SET EXERCISE -
Return all of the entries word for word, but omit the pictures they contain.

SUPPLIED INFORMATION -

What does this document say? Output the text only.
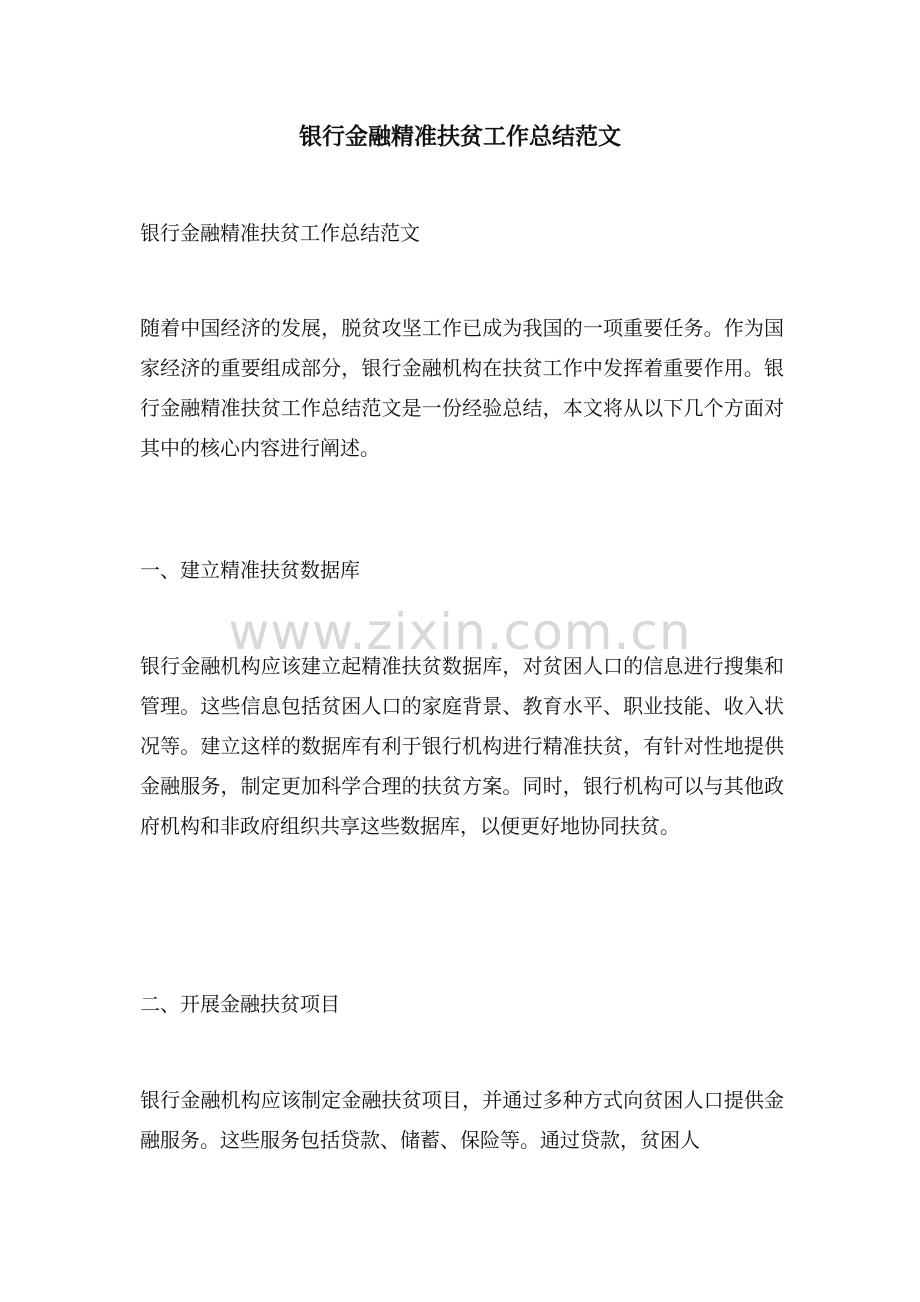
银行金融精准扶贫工作总结范文

银行金融精准扶贫工作总结范文

随着中国经济的发展，脱贫攻坚工作已成为我国的一项重要任务。作为国家经济的重要组成部分，银行金融机构在扶贫工作中发挥着重要作用。银行金融精准扶贫工作总结范文是一份经验总结，本文将从以下几个方面对其中的核心内容进行阐述。

一、建立精准扶贫数据库

银行金融机构应该建立起精准扶贫数据库，对贫困人口的信息进行搜集和管理。这些信息包括贫困人口的家庭背景、教育水平、职业技能、收入状况等。建立这样的数据库有利于银行机构进行精准扶贫，有针对性地提供金融服务，制定更加科学合理的扶贫方案。同时，银行机构可以与其他政府机构和非政府组织共享这些数据库，以便更好地协同扶贫。

二、开展金融扶贫项目

银行金融机构应该制定金融扶贫项目，并通过多种方式向贫困人口提供金融服务。这些服务包括贷款、储蓄、保险等。通过贷款，贫困人

www.zixin.com.cn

EXERCISE RESPONSE -
What does this document say? Output the text only.
银行金融精准扶贫工作总结范文

银行金融精准扶贫工作总结范文

随着中国经济的发展，脱贫攻坚工作已成为我国的一项重要任务。作为国家经济的重要组成部分，银行金融机构在扶贫工作中发挥着重要作用。银行金融精准扶贫工作总结范文是一份经验总结，本文将从以下几个方面对其中的核心内容进行阐述。

一、建立精准扶贫数据库

银行金融机构应该建立起精准扶贫数据库，对贫困人口的信息进行搜集和管理。这些信息包括贫困人口的家庭背景、教育水平、职业技能、收入状况等。建立这样的数据库有利于银行机构进行精准扶贫，有针对性地提供金融服务，制定更加科学合理的扶贫方案。同时，银行机构可以与其他政府机构和非政府组织共享这些数据库，以便更好地协同扶贫。

二、开展金融扶贫项目

银行金融机构应该制定金融扶贫项目，并通过多种方式向贫困人口提供金融服务。这些服务包括贷款、储蓄、保险等。通过贷款，贫困人

www.zixin.com.cn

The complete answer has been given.